» Description of the task
Show each line from the listing that includes the word "Exponential".

» Chart and figure data
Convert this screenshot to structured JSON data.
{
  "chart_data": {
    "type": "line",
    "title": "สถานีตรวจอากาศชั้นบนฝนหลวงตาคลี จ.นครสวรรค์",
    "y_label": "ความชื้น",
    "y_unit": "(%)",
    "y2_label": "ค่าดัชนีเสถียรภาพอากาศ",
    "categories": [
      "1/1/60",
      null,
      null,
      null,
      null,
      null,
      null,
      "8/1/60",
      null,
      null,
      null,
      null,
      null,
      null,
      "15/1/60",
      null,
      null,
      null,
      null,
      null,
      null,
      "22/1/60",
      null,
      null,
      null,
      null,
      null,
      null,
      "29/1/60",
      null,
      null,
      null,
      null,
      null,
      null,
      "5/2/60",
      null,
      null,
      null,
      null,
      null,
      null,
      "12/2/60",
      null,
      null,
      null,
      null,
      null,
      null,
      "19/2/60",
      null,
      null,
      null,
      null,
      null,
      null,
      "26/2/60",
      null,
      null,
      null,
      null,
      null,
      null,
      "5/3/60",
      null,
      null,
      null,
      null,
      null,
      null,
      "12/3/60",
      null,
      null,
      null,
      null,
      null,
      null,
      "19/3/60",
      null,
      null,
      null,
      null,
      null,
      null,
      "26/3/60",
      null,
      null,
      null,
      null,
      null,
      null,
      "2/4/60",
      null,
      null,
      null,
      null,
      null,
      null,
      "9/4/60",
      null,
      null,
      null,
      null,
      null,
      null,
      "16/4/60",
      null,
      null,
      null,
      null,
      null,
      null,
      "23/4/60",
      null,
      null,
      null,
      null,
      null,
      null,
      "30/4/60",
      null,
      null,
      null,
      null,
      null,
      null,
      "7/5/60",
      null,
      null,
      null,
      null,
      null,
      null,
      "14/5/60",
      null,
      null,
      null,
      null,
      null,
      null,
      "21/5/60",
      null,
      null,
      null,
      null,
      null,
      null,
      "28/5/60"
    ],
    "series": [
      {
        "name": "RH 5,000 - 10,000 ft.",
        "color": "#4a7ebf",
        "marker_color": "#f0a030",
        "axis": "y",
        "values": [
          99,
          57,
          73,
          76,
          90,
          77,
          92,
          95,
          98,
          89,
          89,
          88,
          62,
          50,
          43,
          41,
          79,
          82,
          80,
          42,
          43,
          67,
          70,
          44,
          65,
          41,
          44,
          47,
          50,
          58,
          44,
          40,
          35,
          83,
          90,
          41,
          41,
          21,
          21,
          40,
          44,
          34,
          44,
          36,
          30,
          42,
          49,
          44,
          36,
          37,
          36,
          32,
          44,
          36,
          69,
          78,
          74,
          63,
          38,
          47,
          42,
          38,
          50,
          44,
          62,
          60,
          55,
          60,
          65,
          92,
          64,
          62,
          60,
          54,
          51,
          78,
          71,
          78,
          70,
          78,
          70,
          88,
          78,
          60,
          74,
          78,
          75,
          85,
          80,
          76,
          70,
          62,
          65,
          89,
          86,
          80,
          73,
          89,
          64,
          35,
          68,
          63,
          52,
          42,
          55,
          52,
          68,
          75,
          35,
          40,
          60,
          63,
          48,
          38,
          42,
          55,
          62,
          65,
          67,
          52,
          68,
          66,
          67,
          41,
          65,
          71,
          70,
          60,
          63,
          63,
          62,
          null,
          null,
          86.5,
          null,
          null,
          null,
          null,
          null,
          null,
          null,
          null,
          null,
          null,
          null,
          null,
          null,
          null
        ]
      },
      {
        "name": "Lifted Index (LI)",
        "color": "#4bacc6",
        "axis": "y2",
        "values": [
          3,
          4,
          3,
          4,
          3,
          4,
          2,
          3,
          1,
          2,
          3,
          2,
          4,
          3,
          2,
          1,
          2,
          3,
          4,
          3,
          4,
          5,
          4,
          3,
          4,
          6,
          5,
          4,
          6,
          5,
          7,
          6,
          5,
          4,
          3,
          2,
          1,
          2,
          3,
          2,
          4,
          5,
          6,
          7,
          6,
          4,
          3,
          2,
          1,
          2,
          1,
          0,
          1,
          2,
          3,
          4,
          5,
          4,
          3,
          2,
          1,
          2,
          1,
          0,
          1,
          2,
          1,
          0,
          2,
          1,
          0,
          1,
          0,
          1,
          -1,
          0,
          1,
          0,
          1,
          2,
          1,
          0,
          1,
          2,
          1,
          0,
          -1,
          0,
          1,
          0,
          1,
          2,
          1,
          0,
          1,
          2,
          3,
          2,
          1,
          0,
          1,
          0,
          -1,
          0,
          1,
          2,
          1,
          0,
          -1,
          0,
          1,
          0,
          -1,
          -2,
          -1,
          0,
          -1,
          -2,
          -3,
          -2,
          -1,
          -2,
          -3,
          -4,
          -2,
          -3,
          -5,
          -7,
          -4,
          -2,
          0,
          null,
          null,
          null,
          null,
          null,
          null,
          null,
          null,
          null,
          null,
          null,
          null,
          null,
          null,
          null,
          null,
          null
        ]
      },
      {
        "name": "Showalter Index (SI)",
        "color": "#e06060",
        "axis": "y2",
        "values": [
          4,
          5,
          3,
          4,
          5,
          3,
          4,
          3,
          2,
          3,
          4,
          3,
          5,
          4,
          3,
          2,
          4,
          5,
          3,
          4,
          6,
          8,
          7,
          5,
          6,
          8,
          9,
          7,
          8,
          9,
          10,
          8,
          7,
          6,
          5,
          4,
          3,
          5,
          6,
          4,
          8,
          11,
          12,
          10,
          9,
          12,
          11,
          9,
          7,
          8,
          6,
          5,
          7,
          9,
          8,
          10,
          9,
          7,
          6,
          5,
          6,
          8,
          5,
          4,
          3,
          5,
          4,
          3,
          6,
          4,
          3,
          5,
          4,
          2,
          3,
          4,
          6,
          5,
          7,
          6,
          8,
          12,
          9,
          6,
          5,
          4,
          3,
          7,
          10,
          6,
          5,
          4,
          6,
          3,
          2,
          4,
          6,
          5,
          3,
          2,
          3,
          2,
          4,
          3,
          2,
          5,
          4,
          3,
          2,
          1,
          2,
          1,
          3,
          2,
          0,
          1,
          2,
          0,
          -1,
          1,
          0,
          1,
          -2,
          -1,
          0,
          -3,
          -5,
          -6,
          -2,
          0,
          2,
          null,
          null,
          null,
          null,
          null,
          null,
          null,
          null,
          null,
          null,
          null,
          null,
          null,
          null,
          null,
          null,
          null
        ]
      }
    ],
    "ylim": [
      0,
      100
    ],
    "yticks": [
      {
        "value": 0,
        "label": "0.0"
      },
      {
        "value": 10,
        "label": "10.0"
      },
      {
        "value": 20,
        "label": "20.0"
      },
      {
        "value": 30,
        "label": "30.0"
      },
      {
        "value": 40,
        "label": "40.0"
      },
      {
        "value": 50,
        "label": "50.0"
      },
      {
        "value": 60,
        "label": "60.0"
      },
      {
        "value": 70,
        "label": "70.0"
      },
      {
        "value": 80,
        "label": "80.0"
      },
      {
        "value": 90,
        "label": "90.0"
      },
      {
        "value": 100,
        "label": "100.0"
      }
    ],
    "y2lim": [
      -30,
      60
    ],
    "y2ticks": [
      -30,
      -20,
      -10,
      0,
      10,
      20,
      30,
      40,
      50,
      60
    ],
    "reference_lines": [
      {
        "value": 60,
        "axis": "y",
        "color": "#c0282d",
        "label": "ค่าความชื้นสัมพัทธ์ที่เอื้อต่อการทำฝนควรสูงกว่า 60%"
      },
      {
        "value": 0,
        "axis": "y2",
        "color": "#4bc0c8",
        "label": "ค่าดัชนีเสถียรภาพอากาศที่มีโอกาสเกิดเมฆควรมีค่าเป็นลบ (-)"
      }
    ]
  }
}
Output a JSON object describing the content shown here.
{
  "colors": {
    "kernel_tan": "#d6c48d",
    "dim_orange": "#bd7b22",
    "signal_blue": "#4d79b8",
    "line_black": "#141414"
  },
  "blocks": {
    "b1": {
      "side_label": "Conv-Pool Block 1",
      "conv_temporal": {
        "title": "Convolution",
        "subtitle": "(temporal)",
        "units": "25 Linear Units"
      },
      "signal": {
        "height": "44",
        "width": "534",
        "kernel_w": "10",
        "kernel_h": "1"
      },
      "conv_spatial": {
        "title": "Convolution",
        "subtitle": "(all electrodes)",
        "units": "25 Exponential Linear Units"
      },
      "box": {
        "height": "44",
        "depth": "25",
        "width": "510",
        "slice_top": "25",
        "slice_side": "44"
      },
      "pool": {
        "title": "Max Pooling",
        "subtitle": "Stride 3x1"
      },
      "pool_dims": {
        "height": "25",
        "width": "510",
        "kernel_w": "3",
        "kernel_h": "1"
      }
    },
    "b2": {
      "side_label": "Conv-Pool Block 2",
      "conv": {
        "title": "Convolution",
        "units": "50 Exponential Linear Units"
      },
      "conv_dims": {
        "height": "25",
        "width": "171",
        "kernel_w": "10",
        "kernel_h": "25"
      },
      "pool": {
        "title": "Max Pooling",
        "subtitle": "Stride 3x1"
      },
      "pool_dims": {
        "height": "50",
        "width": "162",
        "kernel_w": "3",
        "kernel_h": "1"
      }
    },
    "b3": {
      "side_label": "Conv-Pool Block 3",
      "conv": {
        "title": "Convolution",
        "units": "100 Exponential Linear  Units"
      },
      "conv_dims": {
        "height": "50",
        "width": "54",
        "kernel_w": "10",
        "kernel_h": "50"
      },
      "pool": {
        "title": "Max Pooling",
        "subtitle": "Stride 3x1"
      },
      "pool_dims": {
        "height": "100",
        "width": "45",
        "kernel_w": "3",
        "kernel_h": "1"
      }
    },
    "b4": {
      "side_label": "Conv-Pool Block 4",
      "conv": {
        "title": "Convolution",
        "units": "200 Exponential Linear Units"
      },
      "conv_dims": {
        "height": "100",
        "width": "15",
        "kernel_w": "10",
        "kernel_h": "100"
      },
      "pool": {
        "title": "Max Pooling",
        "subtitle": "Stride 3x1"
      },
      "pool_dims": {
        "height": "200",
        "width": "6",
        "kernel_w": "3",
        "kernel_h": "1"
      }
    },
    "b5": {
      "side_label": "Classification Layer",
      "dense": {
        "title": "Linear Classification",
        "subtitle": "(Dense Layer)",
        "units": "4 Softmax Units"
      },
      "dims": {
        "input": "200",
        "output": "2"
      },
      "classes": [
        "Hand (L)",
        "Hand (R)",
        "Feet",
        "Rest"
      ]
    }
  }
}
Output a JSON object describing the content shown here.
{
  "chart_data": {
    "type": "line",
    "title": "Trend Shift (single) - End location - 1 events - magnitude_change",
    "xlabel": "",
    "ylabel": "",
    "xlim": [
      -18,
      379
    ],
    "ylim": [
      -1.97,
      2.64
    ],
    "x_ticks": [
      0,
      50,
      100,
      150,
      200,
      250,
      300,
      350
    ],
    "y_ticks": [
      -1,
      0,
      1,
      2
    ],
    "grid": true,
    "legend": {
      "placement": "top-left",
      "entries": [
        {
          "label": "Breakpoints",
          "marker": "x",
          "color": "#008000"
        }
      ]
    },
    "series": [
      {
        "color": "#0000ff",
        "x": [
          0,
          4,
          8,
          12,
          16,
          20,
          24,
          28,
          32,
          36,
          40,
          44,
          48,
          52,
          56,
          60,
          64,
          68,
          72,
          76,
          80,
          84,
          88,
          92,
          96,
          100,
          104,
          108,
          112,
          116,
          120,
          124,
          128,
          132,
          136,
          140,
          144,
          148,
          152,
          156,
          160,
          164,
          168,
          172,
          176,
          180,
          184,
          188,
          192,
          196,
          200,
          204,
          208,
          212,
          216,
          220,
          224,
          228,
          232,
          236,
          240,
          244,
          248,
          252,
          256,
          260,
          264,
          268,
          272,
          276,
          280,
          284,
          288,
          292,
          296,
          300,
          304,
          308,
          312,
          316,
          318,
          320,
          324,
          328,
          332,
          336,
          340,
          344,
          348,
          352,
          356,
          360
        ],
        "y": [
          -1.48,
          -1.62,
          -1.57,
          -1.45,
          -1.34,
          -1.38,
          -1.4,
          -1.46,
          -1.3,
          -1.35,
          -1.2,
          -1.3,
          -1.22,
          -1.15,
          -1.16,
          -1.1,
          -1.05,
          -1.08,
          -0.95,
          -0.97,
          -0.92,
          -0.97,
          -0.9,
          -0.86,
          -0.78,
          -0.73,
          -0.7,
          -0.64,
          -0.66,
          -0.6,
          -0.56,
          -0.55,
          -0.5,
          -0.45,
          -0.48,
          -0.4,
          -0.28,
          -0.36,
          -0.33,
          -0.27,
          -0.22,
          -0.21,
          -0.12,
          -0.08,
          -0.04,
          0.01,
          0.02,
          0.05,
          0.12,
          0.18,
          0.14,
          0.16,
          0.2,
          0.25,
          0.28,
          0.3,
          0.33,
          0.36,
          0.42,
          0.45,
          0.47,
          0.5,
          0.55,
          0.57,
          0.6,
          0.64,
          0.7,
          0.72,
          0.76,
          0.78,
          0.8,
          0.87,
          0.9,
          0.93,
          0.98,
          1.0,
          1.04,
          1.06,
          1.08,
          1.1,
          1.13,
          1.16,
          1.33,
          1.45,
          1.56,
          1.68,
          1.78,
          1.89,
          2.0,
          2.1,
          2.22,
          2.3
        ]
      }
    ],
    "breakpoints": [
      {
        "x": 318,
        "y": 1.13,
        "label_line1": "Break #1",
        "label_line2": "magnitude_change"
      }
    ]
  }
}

» Full solution
        "units": "25 Exponential Linear Units"
        "units": "50 Exponential Linear Units"
        "units": "100 Exponential Linear  Units"
        "units": "200 Exponential Linear Units"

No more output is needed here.